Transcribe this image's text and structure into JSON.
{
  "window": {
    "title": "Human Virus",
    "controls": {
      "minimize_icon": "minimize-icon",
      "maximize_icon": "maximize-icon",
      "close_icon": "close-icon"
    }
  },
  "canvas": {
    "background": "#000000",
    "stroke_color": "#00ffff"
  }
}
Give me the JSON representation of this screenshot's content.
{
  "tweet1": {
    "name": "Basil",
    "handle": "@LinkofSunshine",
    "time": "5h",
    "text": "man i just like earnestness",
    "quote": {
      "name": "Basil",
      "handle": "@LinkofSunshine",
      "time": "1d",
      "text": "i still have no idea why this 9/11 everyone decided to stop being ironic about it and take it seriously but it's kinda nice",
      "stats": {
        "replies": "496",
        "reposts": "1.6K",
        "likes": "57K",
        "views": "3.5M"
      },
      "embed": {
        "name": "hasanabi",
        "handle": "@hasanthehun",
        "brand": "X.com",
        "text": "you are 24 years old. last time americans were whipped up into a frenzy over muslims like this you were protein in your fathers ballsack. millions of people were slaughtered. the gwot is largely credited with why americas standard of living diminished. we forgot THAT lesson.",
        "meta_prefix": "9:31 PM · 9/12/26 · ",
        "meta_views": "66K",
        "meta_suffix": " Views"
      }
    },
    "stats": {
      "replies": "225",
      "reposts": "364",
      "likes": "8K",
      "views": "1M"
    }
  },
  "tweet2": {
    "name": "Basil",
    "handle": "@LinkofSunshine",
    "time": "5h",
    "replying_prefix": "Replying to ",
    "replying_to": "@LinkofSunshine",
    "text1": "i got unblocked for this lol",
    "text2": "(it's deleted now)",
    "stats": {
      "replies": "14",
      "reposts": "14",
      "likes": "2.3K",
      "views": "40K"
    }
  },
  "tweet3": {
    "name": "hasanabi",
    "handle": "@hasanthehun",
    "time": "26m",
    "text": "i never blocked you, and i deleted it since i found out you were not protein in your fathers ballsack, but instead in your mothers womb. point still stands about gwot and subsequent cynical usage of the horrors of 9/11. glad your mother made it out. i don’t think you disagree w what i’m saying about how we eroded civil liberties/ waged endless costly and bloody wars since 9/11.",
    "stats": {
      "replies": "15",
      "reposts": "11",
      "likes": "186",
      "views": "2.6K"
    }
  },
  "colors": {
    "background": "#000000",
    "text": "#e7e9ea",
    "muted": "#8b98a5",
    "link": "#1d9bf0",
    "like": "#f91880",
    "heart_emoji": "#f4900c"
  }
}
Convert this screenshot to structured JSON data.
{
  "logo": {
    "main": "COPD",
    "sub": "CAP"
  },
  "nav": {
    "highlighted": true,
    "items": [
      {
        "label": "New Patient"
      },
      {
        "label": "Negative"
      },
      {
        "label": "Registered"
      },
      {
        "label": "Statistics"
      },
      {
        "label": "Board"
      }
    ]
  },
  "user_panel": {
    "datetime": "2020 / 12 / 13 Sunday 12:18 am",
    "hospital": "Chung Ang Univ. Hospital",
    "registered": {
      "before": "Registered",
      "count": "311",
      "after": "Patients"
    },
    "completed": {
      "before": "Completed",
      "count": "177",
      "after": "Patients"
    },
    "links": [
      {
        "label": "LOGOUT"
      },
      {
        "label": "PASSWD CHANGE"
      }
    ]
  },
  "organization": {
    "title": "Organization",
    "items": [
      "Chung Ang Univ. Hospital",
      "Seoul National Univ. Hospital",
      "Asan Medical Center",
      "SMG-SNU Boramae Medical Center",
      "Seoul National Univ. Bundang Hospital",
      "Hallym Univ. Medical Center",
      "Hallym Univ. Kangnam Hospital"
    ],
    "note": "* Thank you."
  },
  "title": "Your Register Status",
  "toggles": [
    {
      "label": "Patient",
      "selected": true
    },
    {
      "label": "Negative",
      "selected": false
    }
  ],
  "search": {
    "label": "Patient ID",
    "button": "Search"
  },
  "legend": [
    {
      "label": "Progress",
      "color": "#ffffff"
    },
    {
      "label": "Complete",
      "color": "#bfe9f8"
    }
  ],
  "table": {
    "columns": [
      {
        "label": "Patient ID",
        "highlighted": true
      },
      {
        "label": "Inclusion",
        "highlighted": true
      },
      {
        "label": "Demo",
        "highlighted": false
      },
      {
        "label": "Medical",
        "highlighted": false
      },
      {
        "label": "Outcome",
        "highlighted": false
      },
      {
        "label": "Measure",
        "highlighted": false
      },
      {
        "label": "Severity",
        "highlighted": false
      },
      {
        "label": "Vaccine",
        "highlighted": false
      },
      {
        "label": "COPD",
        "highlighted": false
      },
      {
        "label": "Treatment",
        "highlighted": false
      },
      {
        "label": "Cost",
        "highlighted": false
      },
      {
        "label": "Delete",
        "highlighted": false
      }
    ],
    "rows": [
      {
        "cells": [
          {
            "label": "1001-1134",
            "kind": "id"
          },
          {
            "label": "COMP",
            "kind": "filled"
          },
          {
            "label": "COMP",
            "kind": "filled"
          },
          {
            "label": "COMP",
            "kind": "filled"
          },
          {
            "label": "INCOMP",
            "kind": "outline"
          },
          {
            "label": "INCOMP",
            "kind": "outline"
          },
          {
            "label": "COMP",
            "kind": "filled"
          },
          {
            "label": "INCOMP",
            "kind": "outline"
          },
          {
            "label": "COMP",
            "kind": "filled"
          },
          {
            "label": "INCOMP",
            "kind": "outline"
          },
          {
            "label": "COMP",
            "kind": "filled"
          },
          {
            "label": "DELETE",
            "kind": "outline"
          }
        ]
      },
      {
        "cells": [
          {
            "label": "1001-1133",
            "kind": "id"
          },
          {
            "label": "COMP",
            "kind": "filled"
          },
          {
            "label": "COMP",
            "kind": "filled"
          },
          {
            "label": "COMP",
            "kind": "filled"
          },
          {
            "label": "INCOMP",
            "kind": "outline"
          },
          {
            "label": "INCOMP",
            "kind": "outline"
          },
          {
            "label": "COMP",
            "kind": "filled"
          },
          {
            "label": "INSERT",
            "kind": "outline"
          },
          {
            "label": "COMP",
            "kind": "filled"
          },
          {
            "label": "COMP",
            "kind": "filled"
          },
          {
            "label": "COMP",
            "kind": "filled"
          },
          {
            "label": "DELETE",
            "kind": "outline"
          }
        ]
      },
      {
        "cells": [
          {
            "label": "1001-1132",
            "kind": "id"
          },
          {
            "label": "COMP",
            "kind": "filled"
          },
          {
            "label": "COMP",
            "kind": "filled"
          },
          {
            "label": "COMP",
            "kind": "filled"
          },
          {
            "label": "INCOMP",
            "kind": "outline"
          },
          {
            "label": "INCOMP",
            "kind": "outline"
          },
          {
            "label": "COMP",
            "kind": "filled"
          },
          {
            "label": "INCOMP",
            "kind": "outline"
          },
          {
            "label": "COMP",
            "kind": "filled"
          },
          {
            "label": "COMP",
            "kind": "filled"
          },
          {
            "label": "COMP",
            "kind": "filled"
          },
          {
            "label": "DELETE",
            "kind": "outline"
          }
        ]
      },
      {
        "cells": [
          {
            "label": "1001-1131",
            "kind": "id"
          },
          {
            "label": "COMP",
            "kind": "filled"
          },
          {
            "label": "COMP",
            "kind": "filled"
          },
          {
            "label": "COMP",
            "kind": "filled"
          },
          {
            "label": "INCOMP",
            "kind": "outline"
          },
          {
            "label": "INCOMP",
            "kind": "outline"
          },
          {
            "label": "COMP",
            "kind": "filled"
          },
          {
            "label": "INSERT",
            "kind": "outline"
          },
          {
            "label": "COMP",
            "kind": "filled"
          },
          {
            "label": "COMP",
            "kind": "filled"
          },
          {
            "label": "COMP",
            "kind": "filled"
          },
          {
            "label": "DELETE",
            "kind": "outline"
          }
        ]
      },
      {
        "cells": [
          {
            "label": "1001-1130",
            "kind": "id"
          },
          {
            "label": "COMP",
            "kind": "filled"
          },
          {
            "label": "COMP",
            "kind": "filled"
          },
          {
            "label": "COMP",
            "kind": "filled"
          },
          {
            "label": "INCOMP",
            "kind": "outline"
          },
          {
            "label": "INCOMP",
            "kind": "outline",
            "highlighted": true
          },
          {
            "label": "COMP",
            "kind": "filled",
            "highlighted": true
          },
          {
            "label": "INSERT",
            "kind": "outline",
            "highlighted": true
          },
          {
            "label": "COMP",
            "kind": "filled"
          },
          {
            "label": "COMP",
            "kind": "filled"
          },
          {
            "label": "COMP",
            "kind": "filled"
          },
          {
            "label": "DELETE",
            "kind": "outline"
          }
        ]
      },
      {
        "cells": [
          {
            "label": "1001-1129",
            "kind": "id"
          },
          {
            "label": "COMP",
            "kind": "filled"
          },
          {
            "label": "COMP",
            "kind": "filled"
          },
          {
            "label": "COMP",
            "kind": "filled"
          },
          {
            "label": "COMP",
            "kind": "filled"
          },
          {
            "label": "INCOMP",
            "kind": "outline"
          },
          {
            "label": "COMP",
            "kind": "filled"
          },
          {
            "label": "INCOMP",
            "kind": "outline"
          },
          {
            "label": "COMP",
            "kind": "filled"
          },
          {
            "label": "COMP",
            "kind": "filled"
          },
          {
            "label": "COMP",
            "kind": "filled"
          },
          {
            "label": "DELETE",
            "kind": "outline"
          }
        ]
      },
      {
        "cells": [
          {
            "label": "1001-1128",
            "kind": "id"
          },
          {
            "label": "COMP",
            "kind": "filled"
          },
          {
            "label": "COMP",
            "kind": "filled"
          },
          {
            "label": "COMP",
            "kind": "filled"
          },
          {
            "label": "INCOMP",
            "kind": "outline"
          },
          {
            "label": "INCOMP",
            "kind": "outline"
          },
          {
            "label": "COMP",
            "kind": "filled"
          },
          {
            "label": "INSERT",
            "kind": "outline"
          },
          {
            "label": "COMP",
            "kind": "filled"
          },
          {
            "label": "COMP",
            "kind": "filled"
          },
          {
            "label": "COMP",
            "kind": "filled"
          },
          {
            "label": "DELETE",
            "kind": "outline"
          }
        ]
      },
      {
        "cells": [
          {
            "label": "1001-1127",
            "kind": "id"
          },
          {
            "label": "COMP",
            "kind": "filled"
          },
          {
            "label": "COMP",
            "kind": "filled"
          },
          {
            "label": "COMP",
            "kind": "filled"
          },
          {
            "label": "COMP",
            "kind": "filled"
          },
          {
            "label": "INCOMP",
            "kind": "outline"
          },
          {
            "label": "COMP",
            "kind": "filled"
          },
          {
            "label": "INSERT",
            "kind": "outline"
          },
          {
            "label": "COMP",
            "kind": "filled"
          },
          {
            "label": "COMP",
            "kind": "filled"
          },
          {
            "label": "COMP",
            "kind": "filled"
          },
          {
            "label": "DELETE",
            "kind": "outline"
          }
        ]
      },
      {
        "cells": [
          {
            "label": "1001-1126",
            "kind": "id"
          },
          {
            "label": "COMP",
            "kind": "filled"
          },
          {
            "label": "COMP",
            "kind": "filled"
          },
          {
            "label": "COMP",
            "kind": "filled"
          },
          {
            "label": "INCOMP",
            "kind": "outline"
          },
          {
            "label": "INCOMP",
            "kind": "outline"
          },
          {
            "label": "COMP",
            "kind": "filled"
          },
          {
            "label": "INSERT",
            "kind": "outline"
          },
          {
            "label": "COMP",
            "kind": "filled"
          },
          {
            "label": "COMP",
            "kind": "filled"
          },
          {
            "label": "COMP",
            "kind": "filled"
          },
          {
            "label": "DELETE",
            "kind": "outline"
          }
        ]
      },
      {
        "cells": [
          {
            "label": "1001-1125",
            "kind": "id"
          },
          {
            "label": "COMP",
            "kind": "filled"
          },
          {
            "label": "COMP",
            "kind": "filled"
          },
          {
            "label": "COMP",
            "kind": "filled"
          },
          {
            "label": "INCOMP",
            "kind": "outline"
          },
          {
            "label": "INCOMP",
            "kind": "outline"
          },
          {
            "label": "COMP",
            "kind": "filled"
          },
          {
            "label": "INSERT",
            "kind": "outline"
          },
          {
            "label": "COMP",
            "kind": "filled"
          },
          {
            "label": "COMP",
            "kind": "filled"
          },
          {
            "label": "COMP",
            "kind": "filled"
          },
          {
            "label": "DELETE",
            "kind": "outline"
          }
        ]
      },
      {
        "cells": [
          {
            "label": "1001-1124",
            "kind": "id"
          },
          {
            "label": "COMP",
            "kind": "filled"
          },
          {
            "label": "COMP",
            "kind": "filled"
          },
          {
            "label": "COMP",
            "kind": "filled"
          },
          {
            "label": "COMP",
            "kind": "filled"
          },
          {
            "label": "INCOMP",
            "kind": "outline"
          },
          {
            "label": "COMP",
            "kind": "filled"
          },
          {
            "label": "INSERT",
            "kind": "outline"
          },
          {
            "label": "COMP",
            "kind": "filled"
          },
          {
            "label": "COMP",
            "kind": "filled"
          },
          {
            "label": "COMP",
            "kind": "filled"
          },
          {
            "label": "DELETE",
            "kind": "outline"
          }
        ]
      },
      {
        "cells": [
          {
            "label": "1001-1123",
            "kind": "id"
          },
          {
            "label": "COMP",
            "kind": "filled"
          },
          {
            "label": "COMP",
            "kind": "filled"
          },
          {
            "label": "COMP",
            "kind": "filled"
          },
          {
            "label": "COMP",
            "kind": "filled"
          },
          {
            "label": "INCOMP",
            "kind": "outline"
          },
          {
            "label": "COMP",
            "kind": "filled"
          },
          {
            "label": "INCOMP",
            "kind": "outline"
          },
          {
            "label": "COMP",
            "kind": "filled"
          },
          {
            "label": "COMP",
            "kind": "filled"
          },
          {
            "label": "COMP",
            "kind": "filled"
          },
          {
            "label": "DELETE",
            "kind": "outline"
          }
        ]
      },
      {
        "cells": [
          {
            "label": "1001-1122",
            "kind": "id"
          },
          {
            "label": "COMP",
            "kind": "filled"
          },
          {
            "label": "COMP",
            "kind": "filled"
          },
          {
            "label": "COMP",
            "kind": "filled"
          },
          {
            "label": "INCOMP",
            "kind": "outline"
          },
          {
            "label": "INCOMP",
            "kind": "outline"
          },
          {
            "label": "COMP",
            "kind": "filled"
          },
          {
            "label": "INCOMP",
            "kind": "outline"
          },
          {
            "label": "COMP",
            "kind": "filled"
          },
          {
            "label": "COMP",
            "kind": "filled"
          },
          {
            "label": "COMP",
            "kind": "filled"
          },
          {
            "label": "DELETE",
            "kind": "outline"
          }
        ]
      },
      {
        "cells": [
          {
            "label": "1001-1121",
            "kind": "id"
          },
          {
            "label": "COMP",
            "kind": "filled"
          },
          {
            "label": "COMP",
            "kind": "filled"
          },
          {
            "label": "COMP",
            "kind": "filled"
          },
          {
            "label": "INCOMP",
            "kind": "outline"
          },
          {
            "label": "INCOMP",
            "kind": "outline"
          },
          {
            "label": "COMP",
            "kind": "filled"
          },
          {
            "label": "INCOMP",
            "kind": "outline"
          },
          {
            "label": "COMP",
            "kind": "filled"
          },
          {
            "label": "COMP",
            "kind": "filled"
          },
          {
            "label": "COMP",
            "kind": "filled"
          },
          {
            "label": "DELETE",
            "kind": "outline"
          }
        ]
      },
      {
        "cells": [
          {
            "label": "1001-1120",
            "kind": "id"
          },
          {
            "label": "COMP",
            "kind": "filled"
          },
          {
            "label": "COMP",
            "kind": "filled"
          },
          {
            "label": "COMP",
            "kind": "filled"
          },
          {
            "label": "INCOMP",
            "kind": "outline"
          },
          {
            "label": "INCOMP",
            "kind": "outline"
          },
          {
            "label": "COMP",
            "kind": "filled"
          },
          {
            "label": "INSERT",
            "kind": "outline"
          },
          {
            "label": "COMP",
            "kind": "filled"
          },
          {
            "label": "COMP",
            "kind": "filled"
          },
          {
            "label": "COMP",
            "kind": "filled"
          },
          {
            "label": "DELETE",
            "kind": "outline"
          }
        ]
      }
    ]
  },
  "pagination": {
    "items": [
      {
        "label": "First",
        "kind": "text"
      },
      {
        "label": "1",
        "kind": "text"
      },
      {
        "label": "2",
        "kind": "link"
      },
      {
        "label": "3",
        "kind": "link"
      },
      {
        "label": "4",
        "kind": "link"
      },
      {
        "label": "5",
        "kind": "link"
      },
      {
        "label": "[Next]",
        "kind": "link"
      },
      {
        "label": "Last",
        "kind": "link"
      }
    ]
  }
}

----------

### Work request
When the entries above show the word "into" in a line, copy that line out.

### Answer
Transcribe this image's text and structure into JSON.
        "text": "you are 24 years old. last time americans were whipped up into a frenzy over muslims like this you were protein in your fathers ballsack. millions of people were slaughtered. the gwot is largely credited with why americas standard of living diminished. we forgot THAT lesson.",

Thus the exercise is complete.